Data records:
- - - - - - -

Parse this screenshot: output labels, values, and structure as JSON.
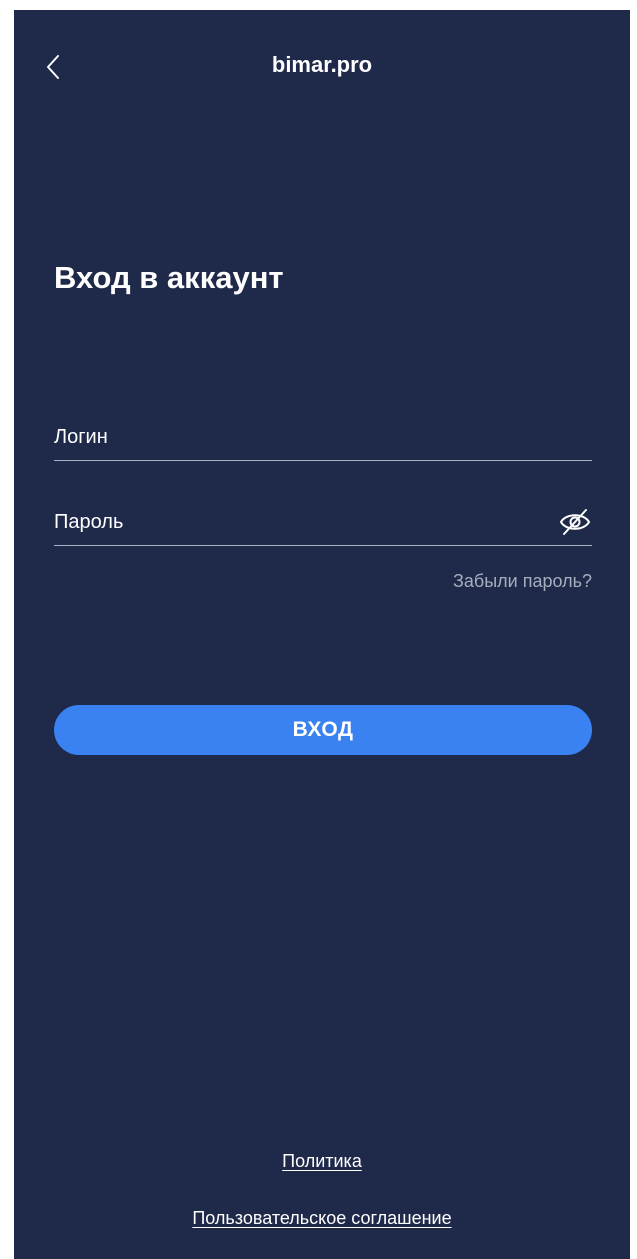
{
  "header": {
    "back_icon": "chevron-left-icon",
    "title": "bimar.pro"
  },
  "page_title": "Вход в аккаунт",
  "form": {
    "login_placeholder": "Логин",
    "login_value": "",
    "password_placeholder": "Пароль",
    "password_value": "",
    "password_visibility_icon": "eye-slash-icon",
    "forgot_password": "Забыли пароль?",
    "submit_label": "вход"
  },
  "footer": {
    "policy": "Политика",
    "agreement": "Пользовательское соглашение"
  },
  "colors": {
    "background": "#1f2a4a",
    "accent": "#3a82f1",
    "muted_text": "#a6adbd"
  }
}
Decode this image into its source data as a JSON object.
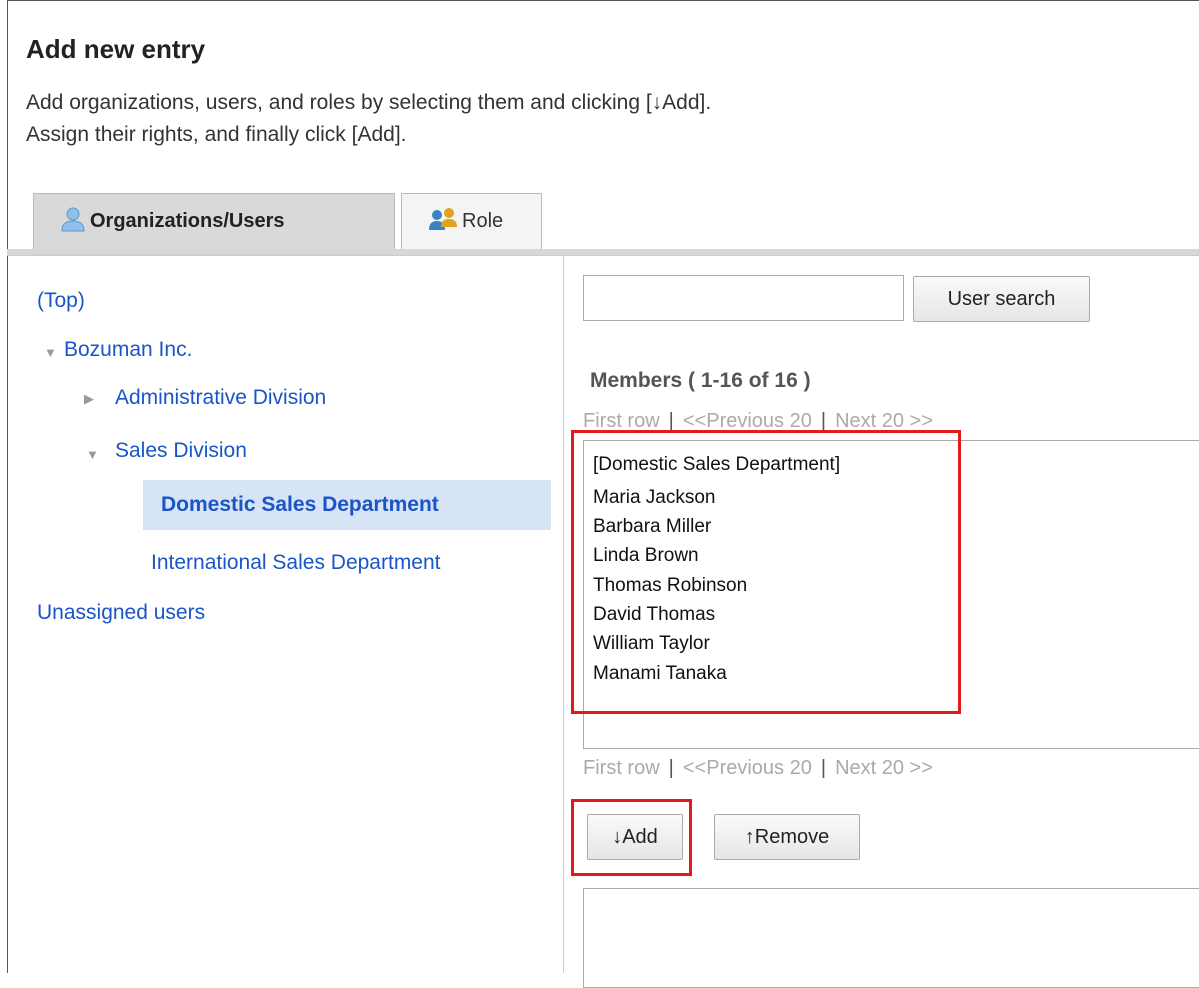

- - - - - - -

Print every entry above again without changing a word, and omit the pictures.

Parse this screenshot: output labels, values, and structure as JSON.
{
  "header": {
    "back_icon": "chevron-left-icon",
    "title": "bimar.pro"
  },
  "page_title": "Вход в аккаунт",
  "form": {
    "login_placeholder": "Логин",
    "login_value": "",
    "password_placeholder": "Пароль",
    "password_value": "",
    "password_visibility_icon": "eye-slash-icon",
    "forgot_password": "Забыли пароль?",
    "submit_label": "вход"
  },
  "footer": {
    "policy": "Политика",
    "agreement": "Пользовательское соглашение"
  },
  "colors": {
    "background": "#1f2a4a",
    "accent": "#3a82f1",
    "muted_text": "#a6adbd"
  }
}
Decode this image into its source data as a JSON object.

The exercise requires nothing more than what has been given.